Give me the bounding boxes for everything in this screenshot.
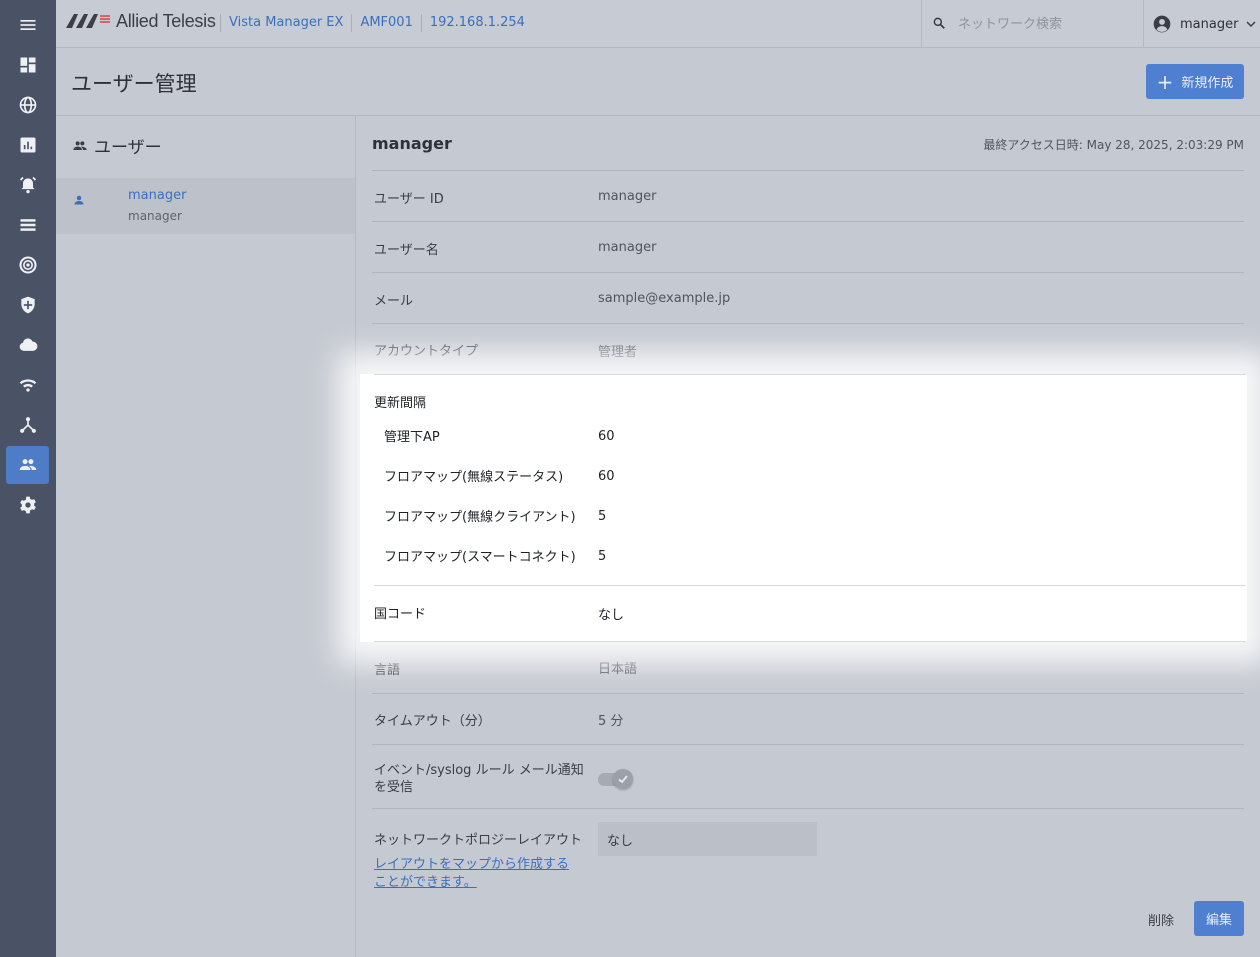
wifi-icon[interactable] [6, 366, 49, 404]
divider [372, 272, 1244, 273]
language-label: 言語 [374, 663, 401, 678]
last-access-time: 最終アクセス日時: May 28, 2025, 2:03:29 PM [983, 138, 1244, 152]
list-item[interactable]: manager manager [56, 178, 355, 234]
allied-telesis-logo-icon [66, 14, 110, 28]
refresh-interval-label: 更新間隔 [374, 396, 427, 411]
top-bar: Allied Telesis Vista Manager EX AMF001 1… [56, 0, 1260, 48]
divider [372, 693, 1244, 694]
list-icon[interactable] [6, 206, 49, 244]
event-mail-label-line1: イベント/syslog ルール メール通知 [374, 763, 584, 778]
new-user-button-label: 新規作成 [1181, 76, 1234, 91]
page-header: ユーザー管理 + 新規作成 [56, 48, 1260, 116]
refresh-ap-label: 管理下AP [384, 430, 440, 445]
timeout-label: タイムアウト（分） [374, 714, 491, 729]
divider [372, 170, 1244, 171]
account-type-label: アカウントタイプ [374, 344, 479, 359]
breadcrumb: Vista Manager EX AMF001 192.168.1.254 [220, 14, 533, 32]
users-icon [73, 140, 87, 150]
radar-icon[interactable] [6, 246, 49, 284]
language-value: 日本語 [598, 662, 638, 677]
edit-button[interactable]: 編集 [1194, 901, 1244, 936]
email-label: メール [374, 294, 414, 309]
timeout-value: 5 分 [598, 714, 624, 729]
refresh-floormap-smartconnect-value: 5 [598, 549, 607, 564]
network-search [921, 0, 1144, 47]
topology-icon[interactable] [6, 406, 49, 444]
toggle-knob [613, 769, 633, 789]
new-user-button[interactable]: + 新規作成 [1146, 64, 1244, 99]
refresh-ap-value: 60 [598, 429, 615, 444]
divider [372, 221, 1244, 222]
delete-button[interactable]: 削除 [1148, 910, 1174, 929]
topology-layout-select[interactable]: なし [598, 822, 817, 856]
sidebar-rail [0, 0, 56, 957]
page-title: ユーザー管理 [71, 72, 197, 96]
account-circle-icon [1153, 15, 1171, 33]
highlighted-settings: 更新間隔 管理下AP 60 フロアマップ(無線ステータス) 60 フロアマップ(… [360, 374, 1247, 642]
topology-layout-label: ネットワークトポロジーレイアウト [374, 833, 583, 848]
user-name-label: ユーザー名 [374, 243, 439, 258]
breadcrumb-amf[interactable]: AMF001 [351, 14, 420, 32]
chevron-down-icon [1246, 21, 1256, 28]
divider [372, 744, 1244, 745]
user-menu[interactable]: manager [1152, 14, 1256, 34]
user-list-title: ユーザー [94, 138, 162, 158]
country-code-value: なし [598, 608, 625, 623]
list-item-primary: manager [128, 188, 187, 203]
check-icon [618, 775, 628, 784]
brand-logo[interactable]: Allied Telesis [66, 10, 216, 32]
user-menu-name: manager [1180, 16, 1239, 32]
refresh-floormap-status-value: 60 [598, 469, 615, 484]
user-id-label: ユーザー ID [374, 192, 444, 207]
refresh-floormap-client-value: 5 [598, 509, 607, 524]
shield-icon[interactable] [6, 286, 49, 324]
divider [374, 374, 1246, 375]
event-mail-label-line2: を受信 [374, 780, 414, 795]
users-icon[interactable] [6, 446, 49, 484]
divider [372, 808, 1244, 809]
breadcrumb-product[interactable]: Vista Manager EX [220, 14, 351, 32]
divider [372, 323, 1244, 324]
refresh-floormap-client-label: フロアマップ(無線クライアント) [384, 510, 576, 525]
account-type-value: 管理者 [598, 345, 638, 360]
plus-icon: + [1156, 69, 1174, 94]
alarm-icon[interactable] [6, 166, 49, 204]
divider [374, 641, 1246, 642]
person-icon [74, 195, 84, 205]
refresh-floormap-status-label: フロアマップ(無線ステータス) [384, 470, 564, 485]
detail-user-name: manager [372, 134, 452, 153]
search-icon [933, 17, 945, 29]
user-name-value: manager [598, 240, 657, 255]
chart-icon[interactable] [6, 126, 49, 164]
email-value: sample@example.jp [598, 291, 731, 306]
menu-icon[interactable] [6, 6, 49, 44]
user-list-panel: ユーザー manager manager [56, 116, 356, 957]
dashboard-icon[interactable] [6, 46, 49, 84]
event-mail-label: イベント/syslog ルール メール通知 を受信 [374, 762, 584, 796]
divider [374, 585, 1246, 586]
user-id-value: manager [598, 189, 657, 204]
breadcrumb-ip[interactable]: 192.168.1.254 [420, 14, 533, 32]
event-mail-toggle[interactable] [598, 769, 634, 789]
search-input[interactable] [956, 12, 1140, 36]
brand-name: Allied Telesis [116, 10, 216, 31]
refresh-floormap-smartconnect-label: フロアマップ(スマートコネクト) [384, 550, 576, 565]
country-code-label: 国コード [374, 607, 427, 622]
cloud-icon[interactable] [6, 326, 49, 364]
user-list-header: ユーザー [72, 133, 162, 158]
create-layout-link[interactable]: レイアウトをマップから作成することができます。 [374, 856, 574, 892]
list-item-secondary: manager [128, 209, 182, 223]
globe-icon[interactable] [6, 86, 49, 124]
settings-icon[interactable] [6, 486, 49, 524]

■ Request: Please copy every line of the records above word for word, leaving out the pictures.

■ Result for this exercise:
Give me the bounding boxes for everything in this screenshot.
wifi-icon[interactable] [6, 366, 49, 404]
divider [372, 272, 1244, 273]
language-label: 言語 [374, 663, 401, 678]
last-access-time: 最終アクセス日時: May 28, 2025, 2:03:29 PM [983, 138, 1244, 152]
list-item[interactable]: manager manager [56, 178, 355, 234]
allied-telesis-logo-icon [66, 14, 110, 28]
refresh-interval-label: 更新間隔 [374, 396, 427, 411]
top-bar: Allied Telesis Vista Manager EX AMF001 1… [56, 0, 1260, 48]
divider [372, 693, 1244, 694]
list-icon[interactable] [6, 206, 49, 244]
event-mail-label-line1: イベント/syslog ルール メール通知 [374, 763, 584, 778]
new-user-button-label: 新規作成 [1181, 76, 1234, 91]
page-header: ユーザー管理 + 新規作成 [56, 48, 1260, 116]
refresh-ap-label: 管理下AP [384, 430, 440, 445]
timeout-label: タイムアウト（分） [374, 714, 491, 729]
divider [372, 170, 1244, 171]
account-type-label: アカウントタイプ [374, 344, 479, 359]
breadcrumb: Vista Manager EX AMF001 192.168.1.254 [220, 14, 533, 32]
users-icon [73, 140, 87, 150]
radar-icon[interactable] [6, 246, 49, 284]
language-value: 日本語 [598, 662, 638, 677]
edit-button[interactable]: 編集 [1194, 901, 1244, 936]
email-label: メール [374, 294, 414, 309]
timeout-value: 5 分 [598, 714, 624, 729]
refresh-floormap-smartconnect-value: 5 [598, 549, 607, 564]
network-search [921, 0, 1144, 47]
topology-icon[interactable] [6, 406, 49, 444]
toggle-knob [613, 769, 633, 789]
new-user-button[interactable]: + 新規作成 [1146, 64, 1244, 99]
refresh-ap-value: 60 [598, 429, 615, 444]
divider [372, 221, 1244, 222]
delete-button[interactable]: 削除 [1148, 910, 1174, 929]
topology-layout-select[interactable]: なし [598, 822, 817, 856]
sidebar-rail [0, 0, 56, 957]
page-title: ユーザー管理 [71, 72, 197, 96]
account-circle-icon [1153, 15, 1171, 33]
highlighted-settings: 更新間隔 管理下AP 60 フロアマップ(無線ステータス) 60 フロアマップ(… [360, 374, 1247, 642]
topology-layout-label: ネットワークトポロジーレイアウト [374, 833, 583, 848]
user-name-label: ユーザー名 [374, 243, 439, 258]
breadcrumb-amf[interactable]: AMF001 [351, 14, 420, 32]
chevron-down-icon [1246, 21, 1256, 28]
divider [372, 744, 1244, 745]
user-menu[interactable]: manager [1152, 14, 1256, 34]
user-list-title: ユーザー [94, 138, 162, 158]
country-code-value: なし [598, 608, 625, 623]
list-item-primary: manager [128, 188, 187, 203]
check-icon [618, 775, 628, 784]
brand-logo[interactable]: Allied Telesis [66, 10, 216, 32]
user-menu-name: manager [1180, 16, 1239, 32]
refresh-floormap-status-value: 60 [598, 469, 615, 484]
user-id-label: ユーザー ID [374, 192, 444, 207]
refresh-floormap-client-value: 5 [598, 509, 607, 524]
shield-icon[interactable] [6, 286, 49, 324]
divider [374, 374, 1246, 375]
event-mail-label-line2: を受信 [374, 780, 414, 795]
users-icon[interactable] [6, 446, 49, 484]
divider [372, 808, 1244, 809]
breadcrumb-product[interactable]: Vista Manager EX [220, 14, 351, 32]
divider [372, 323, 1244, 324]
refresh-floormap-client-label: フロアマップ(無線クライアント) [384, 510, 576, 525]
account-type-value: 管理者 [598, 345, 638, 360]
plus-icon: + [1156, 69, 1174, 94]
alarm-icon[interactable] [6, 166, 49, 204]
divider [374, 641, 1246, 642]
person-icon [74, 195, 84, 205]
refresh-floormap-status-label: フロアマップ(無線ステータス) [384, 470, 564, 485]
detail-user-name: manager [372, 134, 452, 153]
search-icon [933, 17, 945, 29]
user-name-value: manager [598, 240, 657, 255]
chart-icon[interactable] [6, 126, 49, 164]
email-value: sample@example.jp [598, 291, 731, 306]
menu-icon[interactable] [6, 6, 49, 44]
user-list-panel: ユーザー manager manager [56, 116, 356, 957]
dashboard-icon[interactable] [6, 46, 49, 84]
event-mail-label: イベント/syslog ルール メール通知 を受信 [374, 762, 584, 796]
divider [374, 585, 1246, 586]
user-id-value: manager [598, 189, 657, 204]
breadcrumb-ip[interactable]: 192.168.1.254 [420, 14, 533, 32]
event-mail-toggle[interactable] [598, 769, 634, 789]
search-input[interactable] [956, 12, 1140, 36]
brand-name: Allied Telesis [116, 10, 216, 31]
refresh-floormap-smartconnect-label: フロアマップ(スマートコネクト) [384, 550, 576, 565]
country-code-label: 国コード [374, 607, 427, 622]
cloud-icon[interactable] [6, 326, 49, 364]
user-list-header: ユーザー [72, 133, 162, 158]
create-layout-link[interactable]: レイアウトをマップから作成することができます。 [374, 856, 574, 892]
list-item-secondary: manager [128, 209, 182, 223]
globe-icon[interactable] [6, 86, 49, 124]
settings-icon[interactable] [6, 486, 49, 524]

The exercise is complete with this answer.